__WHAT TO WORK ON__: Search the data for the string "JOSEPH" and gather each line it is in.

__DATASET__:
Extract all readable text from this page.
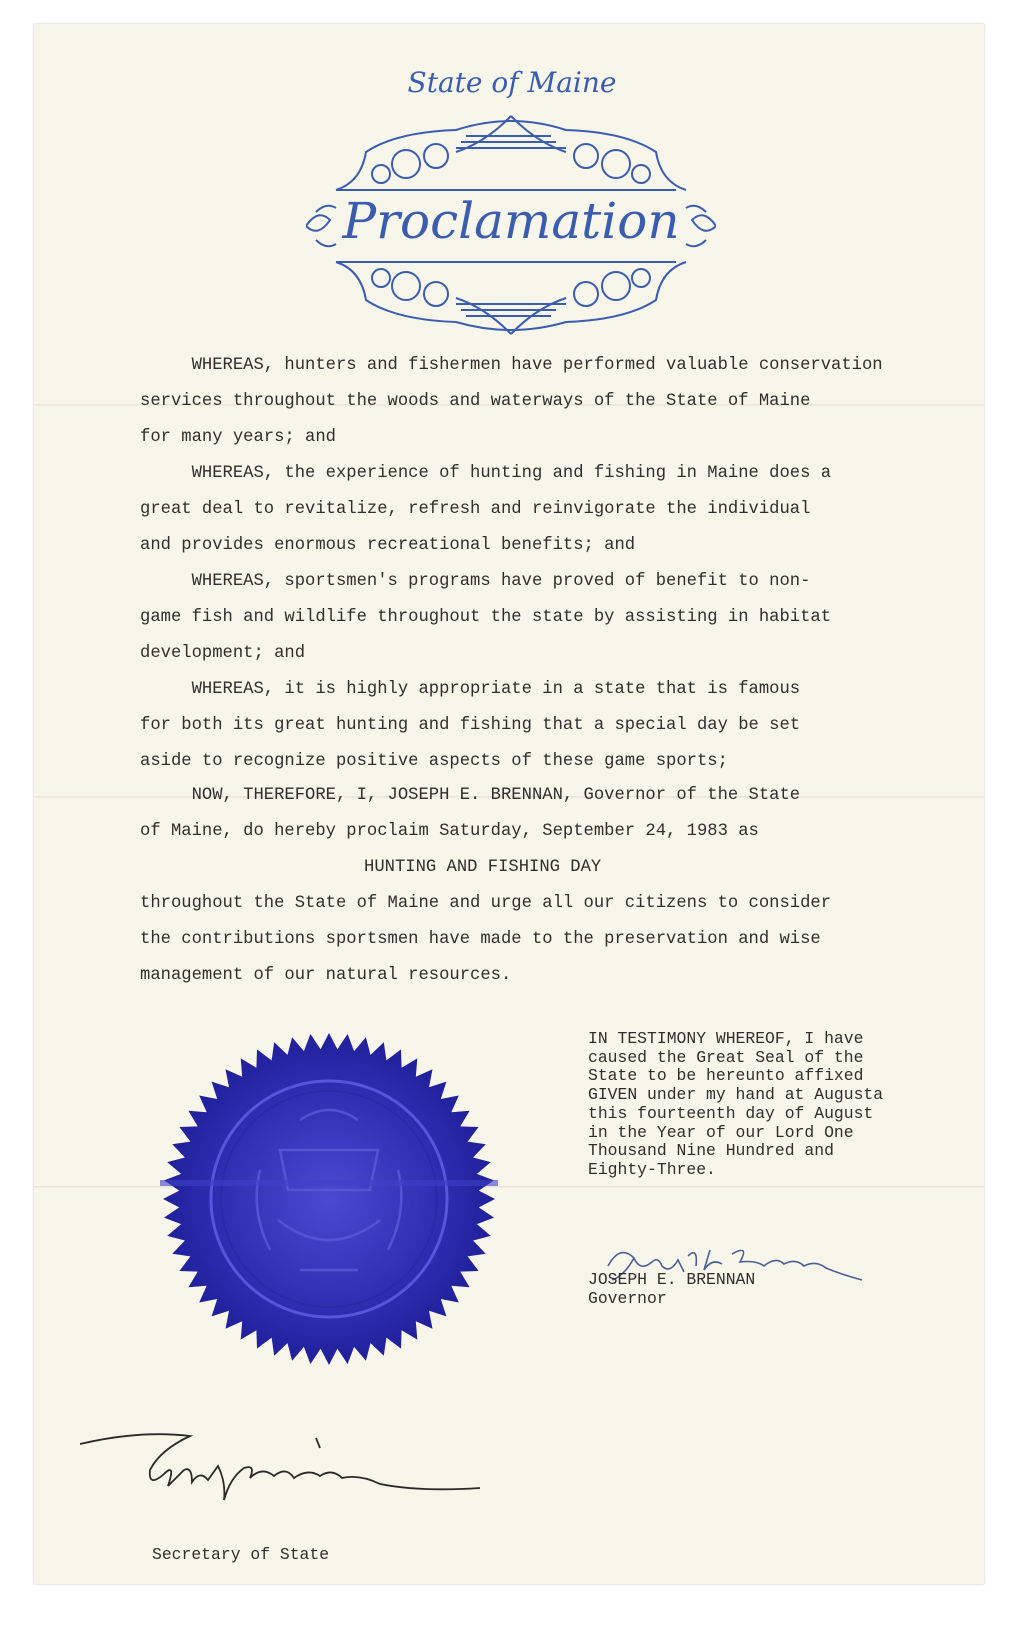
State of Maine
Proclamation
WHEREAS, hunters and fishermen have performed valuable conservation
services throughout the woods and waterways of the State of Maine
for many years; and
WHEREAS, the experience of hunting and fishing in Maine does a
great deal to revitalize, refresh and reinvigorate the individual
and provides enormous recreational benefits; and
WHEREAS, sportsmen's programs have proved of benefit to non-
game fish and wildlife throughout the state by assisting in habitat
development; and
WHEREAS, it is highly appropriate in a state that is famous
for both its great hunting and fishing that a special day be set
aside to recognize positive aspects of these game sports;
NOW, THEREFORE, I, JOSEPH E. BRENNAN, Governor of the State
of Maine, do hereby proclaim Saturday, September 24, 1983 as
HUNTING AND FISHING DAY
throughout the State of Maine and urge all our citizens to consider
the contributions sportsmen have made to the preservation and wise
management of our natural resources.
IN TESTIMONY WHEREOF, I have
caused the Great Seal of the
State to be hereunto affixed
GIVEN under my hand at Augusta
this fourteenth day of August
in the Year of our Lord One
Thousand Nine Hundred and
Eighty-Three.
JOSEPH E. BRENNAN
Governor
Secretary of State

==

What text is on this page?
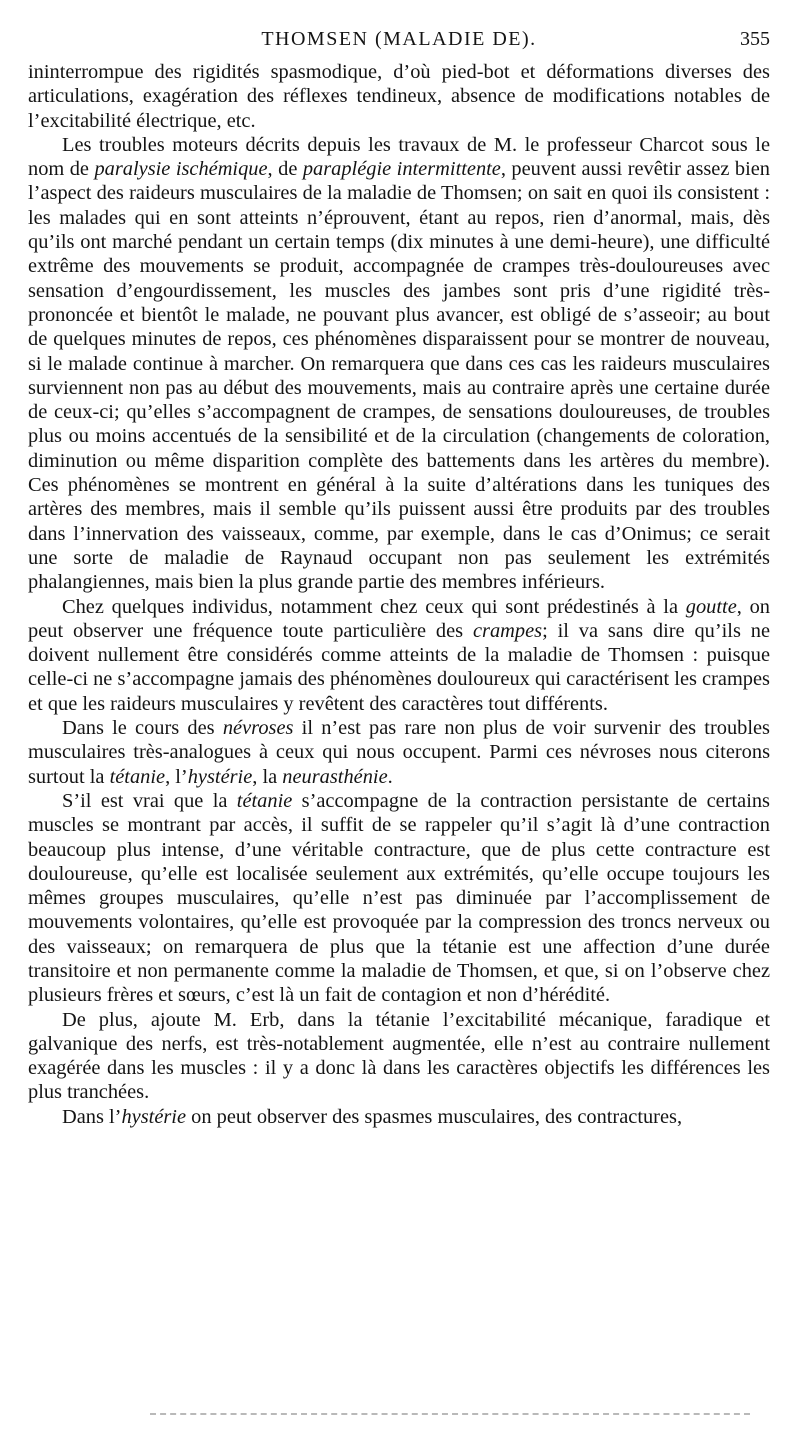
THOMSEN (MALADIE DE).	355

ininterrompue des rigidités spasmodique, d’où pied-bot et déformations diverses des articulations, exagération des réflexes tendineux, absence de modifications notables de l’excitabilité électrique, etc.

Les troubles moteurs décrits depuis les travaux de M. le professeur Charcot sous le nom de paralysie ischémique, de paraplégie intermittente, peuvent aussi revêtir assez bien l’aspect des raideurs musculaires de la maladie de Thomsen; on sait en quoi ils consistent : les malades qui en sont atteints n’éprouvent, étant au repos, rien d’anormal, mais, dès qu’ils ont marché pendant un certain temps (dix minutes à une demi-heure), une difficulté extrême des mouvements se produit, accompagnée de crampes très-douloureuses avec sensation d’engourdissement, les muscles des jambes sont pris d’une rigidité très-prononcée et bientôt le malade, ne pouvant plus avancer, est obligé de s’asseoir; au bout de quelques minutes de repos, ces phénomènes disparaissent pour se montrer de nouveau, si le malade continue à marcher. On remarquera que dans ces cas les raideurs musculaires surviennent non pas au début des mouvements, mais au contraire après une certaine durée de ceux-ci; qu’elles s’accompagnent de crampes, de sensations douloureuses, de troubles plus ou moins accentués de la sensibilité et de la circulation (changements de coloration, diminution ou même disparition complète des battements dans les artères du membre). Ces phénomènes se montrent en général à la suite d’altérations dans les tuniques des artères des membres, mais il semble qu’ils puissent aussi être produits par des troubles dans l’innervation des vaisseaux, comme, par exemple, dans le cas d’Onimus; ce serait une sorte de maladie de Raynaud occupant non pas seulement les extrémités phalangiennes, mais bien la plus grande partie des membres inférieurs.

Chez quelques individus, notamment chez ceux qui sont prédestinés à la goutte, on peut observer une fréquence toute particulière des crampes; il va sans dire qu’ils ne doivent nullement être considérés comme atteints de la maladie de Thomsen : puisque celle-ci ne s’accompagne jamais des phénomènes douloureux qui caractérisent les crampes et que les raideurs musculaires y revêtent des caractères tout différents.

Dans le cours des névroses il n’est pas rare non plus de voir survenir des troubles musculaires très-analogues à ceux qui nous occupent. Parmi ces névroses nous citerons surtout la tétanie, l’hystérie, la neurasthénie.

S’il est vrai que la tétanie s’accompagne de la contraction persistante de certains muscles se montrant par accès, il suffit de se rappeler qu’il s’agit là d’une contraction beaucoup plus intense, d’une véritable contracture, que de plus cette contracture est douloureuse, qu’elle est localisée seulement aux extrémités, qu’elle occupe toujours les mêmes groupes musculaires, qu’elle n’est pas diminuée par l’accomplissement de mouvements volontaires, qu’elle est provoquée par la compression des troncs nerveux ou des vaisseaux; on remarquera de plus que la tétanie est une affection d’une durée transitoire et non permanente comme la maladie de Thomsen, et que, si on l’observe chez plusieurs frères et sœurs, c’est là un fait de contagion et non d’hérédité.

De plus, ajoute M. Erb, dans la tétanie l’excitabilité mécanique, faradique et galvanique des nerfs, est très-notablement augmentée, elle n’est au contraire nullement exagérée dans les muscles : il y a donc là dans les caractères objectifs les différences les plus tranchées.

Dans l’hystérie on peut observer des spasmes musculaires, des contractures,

---

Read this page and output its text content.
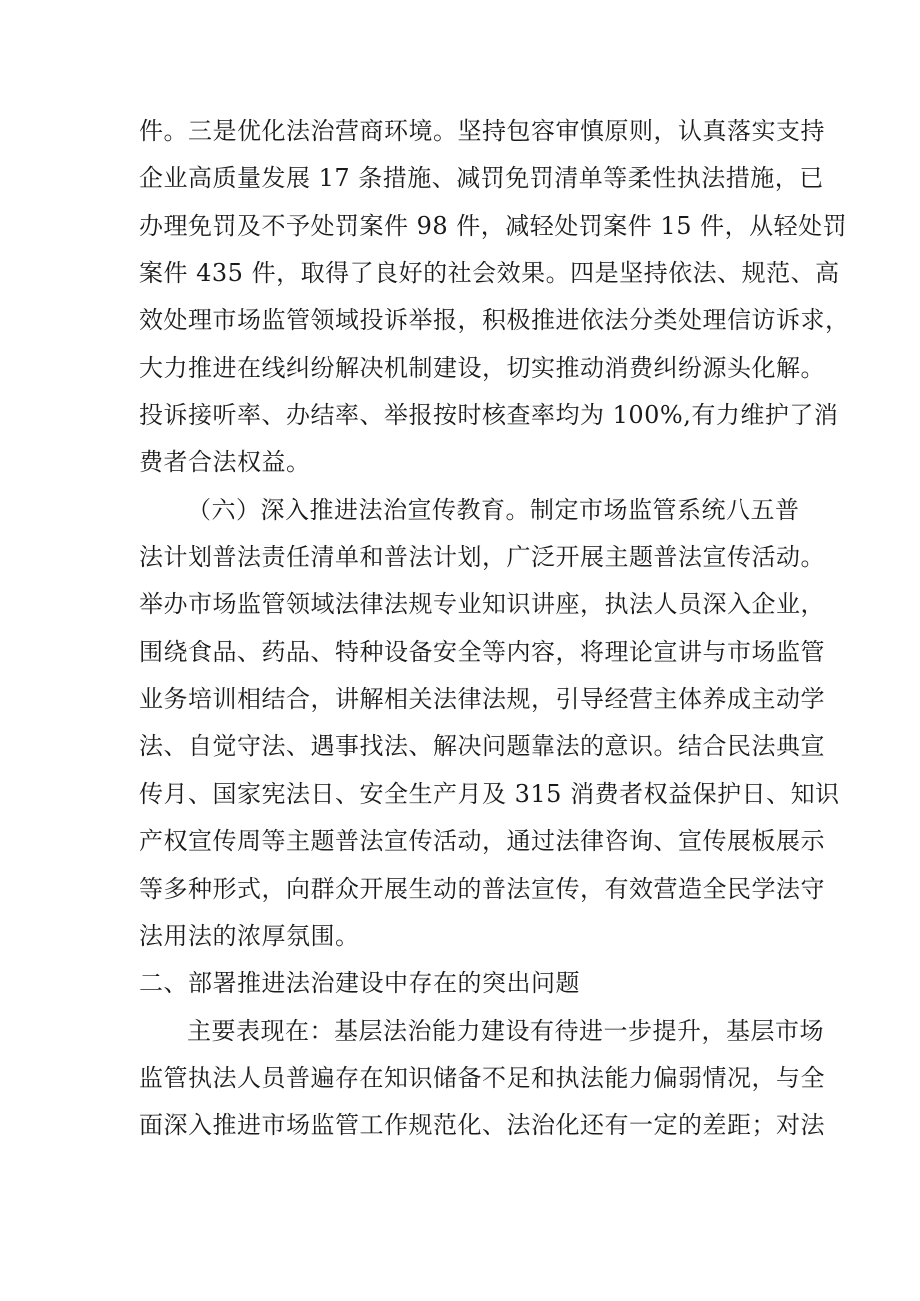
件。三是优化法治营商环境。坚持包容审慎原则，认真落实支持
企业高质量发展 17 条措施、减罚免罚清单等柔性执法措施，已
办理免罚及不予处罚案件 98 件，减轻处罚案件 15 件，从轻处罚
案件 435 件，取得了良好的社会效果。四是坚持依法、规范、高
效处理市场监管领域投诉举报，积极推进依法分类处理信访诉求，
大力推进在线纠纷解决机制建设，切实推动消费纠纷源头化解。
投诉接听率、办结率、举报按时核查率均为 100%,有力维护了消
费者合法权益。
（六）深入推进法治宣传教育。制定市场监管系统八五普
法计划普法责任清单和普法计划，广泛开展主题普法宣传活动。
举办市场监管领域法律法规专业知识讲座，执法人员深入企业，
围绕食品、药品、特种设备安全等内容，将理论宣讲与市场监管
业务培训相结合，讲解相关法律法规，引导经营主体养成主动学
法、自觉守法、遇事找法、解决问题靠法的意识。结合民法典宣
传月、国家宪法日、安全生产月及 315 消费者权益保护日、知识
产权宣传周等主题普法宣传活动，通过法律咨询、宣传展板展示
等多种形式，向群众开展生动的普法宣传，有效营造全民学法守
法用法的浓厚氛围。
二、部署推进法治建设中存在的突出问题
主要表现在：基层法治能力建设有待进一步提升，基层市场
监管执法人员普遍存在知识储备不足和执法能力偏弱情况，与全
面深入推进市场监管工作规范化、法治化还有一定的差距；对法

__SOLUTION TO THIS EXERCISE__:
NOW, THEREFORE, I, JOSEPH E. BRENNAN, Governor of the State
JOSEPH E. BRENNAN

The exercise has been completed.